** Directions **
Output the records exactly as they appear, with no pictures included.

** Given entries **
+++
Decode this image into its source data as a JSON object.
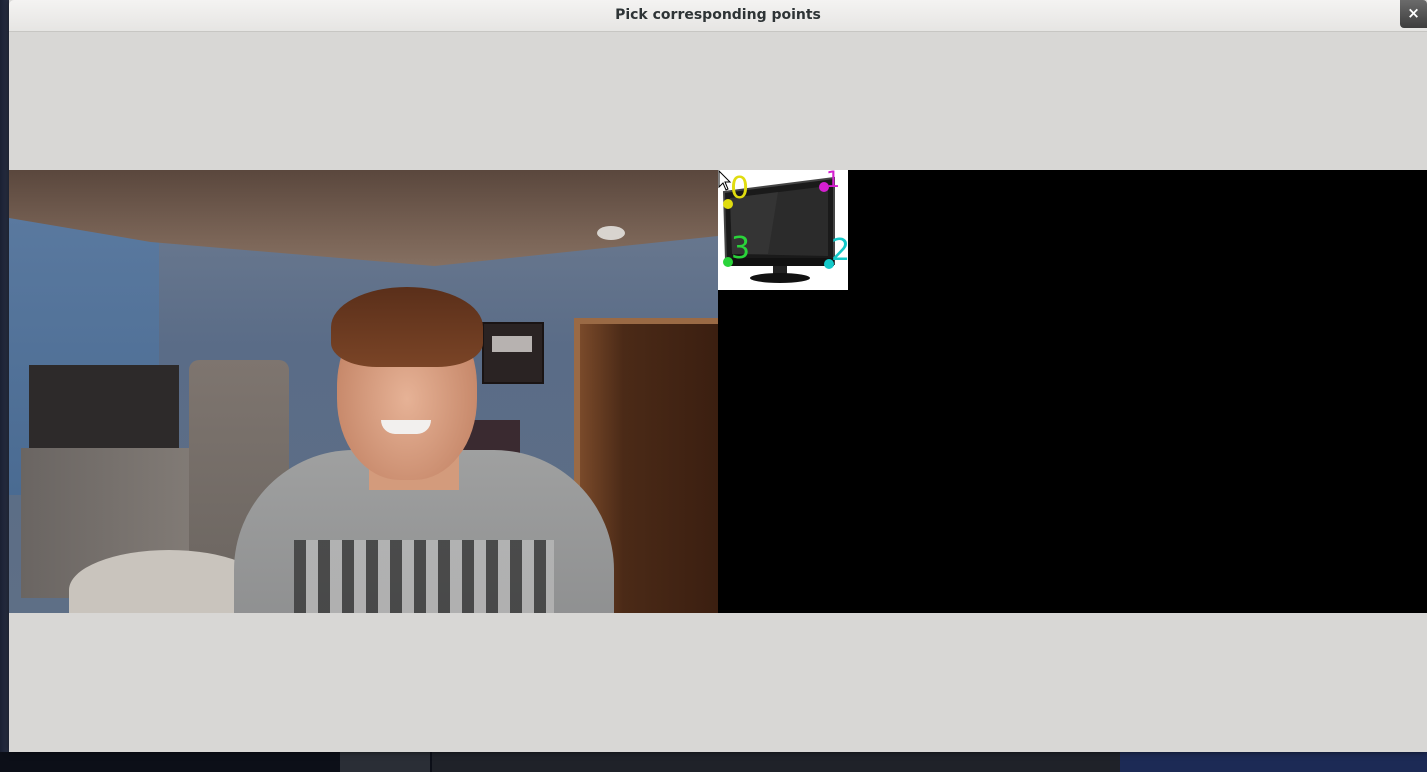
{
  "window": {
    "title": "Pick corresponding points",
    "close_symbol": "×"
  },
  "colors": {
    "window_bg": "#d8d7d5",
    "titlebar": "#eceae8",
    "canvas_bg": "#000000"
  },
  "target_points": [
    {
      "label": "0",
      "color": "#e0dc10",
      "icon": "point-marker"
    },
    {
      "label": "1",
      "color": "#d51fd0",
      "icon": "point-marker"
    },
    {
      "label": "2",
      "color": "#14c9c9",
      "icon": "point-marker"
    },
    {
      "label": "3",
      "color": "#2ad43a",
      "icon": "point-marker"
    }
  ],
  "icons": {
    "close": "close-icon",
    "cursor": "mouse-pointer-icon",
    "target_image": "television-icon"
  }
}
+++
** Exercise solution **
Decode this image into its source data as a JSON object.
{
  "window": {
    "title": "Pick corresponding points",
    "close_symbol": "×"
  },
  "colors": {
    "window_bg": "#d8d7d5",
    "titlebar": "#eceae8",
    "canvas_bg": "#000000"
  },
  "target_points": [
    {
      "label": "0",
      "color": "#e0dc10",
      "icon": "point-marker"
    },
    {
      "label": "1",
      "color": "#d51fd0",
      "icon": "point-marker"
    },
    {
      "label": "2",
      "color": "#14c9c9",
      "icon": "point-marker"
    },
    {
      "label": "3",
      "color": "#2ad43a",
      "icon": "point-marker"
    }
  ],
  "icons": {
    "close": "close-icon",
    "cursor": "mouse-pointer-icon",
    "target_image": "television-icon"
  }
}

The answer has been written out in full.